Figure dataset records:
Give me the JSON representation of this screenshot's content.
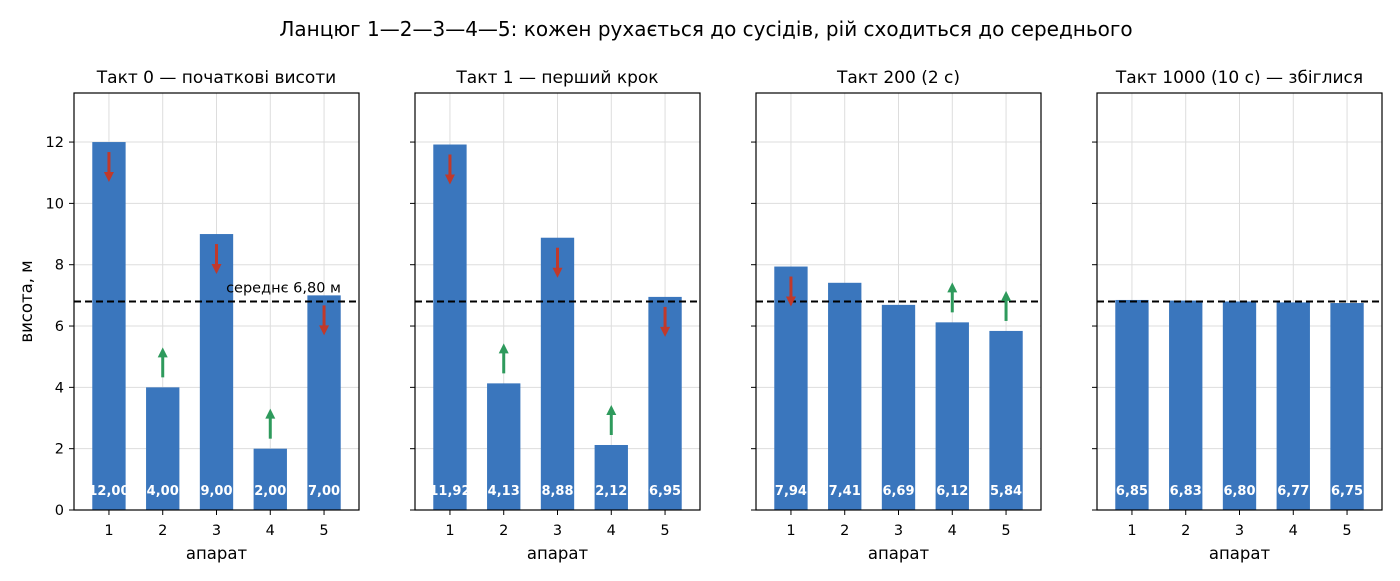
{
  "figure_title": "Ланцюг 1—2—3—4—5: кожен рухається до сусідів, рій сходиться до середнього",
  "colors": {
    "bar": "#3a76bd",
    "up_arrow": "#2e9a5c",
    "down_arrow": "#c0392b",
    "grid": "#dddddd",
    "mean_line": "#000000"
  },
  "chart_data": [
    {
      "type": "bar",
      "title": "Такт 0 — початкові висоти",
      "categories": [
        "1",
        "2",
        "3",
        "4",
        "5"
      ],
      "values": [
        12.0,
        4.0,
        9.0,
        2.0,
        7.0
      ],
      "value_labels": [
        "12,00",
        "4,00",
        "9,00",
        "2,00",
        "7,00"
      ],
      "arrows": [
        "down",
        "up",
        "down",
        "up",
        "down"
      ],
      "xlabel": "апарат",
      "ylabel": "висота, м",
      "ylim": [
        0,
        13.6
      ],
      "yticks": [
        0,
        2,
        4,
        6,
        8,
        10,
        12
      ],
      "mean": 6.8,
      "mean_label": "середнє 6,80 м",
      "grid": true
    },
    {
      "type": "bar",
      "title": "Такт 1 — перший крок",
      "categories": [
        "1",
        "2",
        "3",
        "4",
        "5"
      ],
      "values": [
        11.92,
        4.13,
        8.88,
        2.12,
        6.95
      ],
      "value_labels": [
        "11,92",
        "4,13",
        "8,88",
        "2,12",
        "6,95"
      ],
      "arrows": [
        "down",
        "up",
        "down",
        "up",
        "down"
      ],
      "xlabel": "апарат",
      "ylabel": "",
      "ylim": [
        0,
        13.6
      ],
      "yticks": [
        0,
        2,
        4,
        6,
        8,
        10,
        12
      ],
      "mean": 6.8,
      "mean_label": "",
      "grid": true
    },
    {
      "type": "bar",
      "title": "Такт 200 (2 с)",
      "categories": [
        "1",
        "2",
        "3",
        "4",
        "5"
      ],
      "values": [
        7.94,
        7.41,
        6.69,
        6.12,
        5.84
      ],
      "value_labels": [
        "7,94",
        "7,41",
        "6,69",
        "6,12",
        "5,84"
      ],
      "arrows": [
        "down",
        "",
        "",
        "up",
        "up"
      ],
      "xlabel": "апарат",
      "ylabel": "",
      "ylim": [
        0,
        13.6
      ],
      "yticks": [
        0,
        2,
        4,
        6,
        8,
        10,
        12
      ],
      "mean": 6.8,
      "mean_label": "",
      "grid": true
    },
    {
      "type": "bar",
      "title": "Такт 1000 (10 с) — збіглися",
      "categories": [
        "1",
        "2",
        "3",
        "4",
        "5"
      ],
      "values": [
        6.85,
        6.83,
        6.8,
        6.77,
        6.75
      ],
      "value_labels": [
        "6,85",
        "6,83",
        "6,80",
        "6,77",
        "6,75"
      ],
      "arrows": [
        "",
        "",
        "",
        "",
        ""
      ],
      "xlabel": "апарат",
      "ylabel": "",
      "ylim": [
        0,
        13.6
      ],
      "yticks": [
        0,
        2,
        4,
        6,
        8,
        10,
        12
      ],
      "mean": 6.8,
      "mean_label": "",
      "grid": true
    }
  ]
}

### Stated exercise
Exclude every picture and copy the remaining data exactly.

### Task response
Give me the JSON representation of this screenshot's content.
{
  "figure_title": "Ланцюг 1—2—3—4—5: кожен рухається до сусідів, рій сходиться до середнього",
  "colors": {
    "bar": "#3a76bd",
    "up_arrow": "#2e9a5c",
    "down_arrow": "#c0392b",
    "grid": "#dddddd",
    "mean_line": "#000000"
  },
  "chart_data": [
    {
      "type": "bar",
      "title": "Такт 0 — початкові висоти",
      "categories": [
        "1",
        "2",
        "3",
        "4",
        "5"
      ],
      "values": [
        12.0,
        4.0,
        9.0,
        2.0,
        7.0
      ],
      "value_labels": [
        "12,00",
        "4,00",
        "9,00",
        "2,00",
        "7,00"
      ],
      "arrows": [
        "down",
        "up",
        "down",
        "up",
        "down"
      ],
      "xlabel": "апарат",
      "ylabel": "висота, м",
      "ylim": [
        0,
        13.6
      ],
      "yticks": [
        0,
        2,
        4,
        6,
        8,
        10,
        12
      ],
      "mean": 6.8,
      "mean_label": "середнє 6,80 м",
      "grid": true
    },
    {
      "type": "bar",
      "title": "Такт 1 — перший крок",
      "categories": [
        "1",
        "2",
        "3",
        "4",
        "5"
      ],
      "values": [
        11.92,
        4.13,
        8.88,
        2.12,
        6.95
      ],
      "value_labels": [
        "11,92",
        "4,13",
        "8,88",
        "2,12",
        "6,95"
      ],
      "arrows": [
        "down",
        "up",
        "down",
        "up",
        "down"
      ],
      "xlabel": "апарат",
      "ylabel": "",
      "ylim": [
        0,
        13.6
      ],
      "yticks": [
        0,
        2,
        4,
        6,
        8,
        10,
        12
      ],
      "mean": 6.8,
      "mean_label": "",
      "grid": true
    },
    {
      "type": "bar",
      "title": "Такт 200 (2 с)",
      "categories": [
        "1",
        "2",
        "3",
        "4",
        "5"
      ],
      "values": [
        7.94,
        7.41,
        6.69,
        6.12,
        5.84
      ],
      "value_labels": [
        "7,94",
        "7,41",
        "6,69",
        "6,12",
        "5,84"
      ],
      "arrows": [
        "down",
        "",
        "",
        "up",
        "up"
      ],
      "xlabel": "апарат",
      "ylabel": "",
      "ylim": [
        0,
        13.6
      ],
      "yticks": [
        0,
        2,
        4,
        6,
        8,
        10,
        12
      ],
      "mean": 6.8,
      "mean_label": "",
      "grid": true
    },
    {
      "type": "bar",
      "title": "Такт 1000 (10 с) — збіглися",
      "categories": [
        "1",
        "2",
        "3",
        "4",
        "5"
      ],
      "values": [
        6.85,
        6.83,
        6.8,
        6.77,
        6.75
      ],
      "value_labels": [
        "6,85",
        "6,83",
        "6,80",
        "6,77",
        "6,75"
      ],
      "arrows": [
        "",
        "",
        "",
        "",
        ""
      ],
      "xlabel": "апарат",
      "ylabel": "",
      "ylim": [
        0,
        13.6
      ],
      "yticks": [
        0,
        2,
        4,
        6,
        8,
        10,
        12
      ],
      "mean": 6.8,
      "mean_label": "",
      "grid": true
    }
  ]
}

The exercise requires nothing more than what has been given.